Request: Return all lines with the word "hated" in them.

Lines of data
● ● ● ● ●
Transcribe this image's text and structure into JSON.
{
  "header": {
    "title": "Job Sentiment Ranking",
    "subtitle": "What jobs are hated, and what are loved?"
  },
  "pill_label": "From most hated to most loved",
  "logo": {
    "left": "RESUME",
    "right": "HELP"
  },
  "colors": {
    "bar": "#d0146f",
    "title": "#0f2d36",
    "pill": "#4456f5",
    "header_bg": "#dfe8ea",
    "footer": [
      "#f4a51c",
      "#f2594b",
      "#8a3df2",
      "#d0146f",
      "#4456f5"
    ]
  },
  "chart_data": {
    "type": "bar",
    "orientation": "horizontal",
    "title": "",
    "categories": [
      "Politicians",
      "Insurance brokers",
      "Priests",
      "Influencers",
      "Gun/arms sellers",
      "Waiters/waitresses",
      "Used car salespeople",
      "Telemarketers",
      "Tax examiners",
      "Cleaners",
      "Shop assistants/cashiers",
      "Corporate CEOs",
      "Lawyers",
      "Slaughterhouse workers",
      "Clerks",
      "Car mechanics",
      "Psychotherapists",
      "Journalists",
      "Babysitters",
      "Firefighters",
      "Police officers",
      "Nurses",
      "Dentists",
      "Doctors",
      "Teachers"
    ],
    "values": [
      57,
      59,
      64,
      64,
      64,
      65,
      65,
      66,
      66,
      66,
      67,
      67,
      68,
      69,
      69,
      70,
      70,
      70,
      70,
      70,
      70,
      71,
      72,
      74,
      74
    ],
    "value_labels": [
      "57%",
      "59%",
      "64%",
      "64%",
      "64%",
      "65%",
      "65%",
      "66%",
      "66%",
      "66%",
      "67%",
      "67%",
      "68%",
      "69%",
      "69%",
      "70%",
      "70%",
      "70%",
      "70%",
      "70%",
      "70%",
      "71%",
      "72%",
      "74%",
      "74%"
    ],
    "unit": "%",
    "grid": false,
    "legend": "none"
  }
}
● ● ● ● ●
Exercise result:
    "subtitle": "What jobs are hated, and what are loved?"
  "pill_label": "From most hated to most loved",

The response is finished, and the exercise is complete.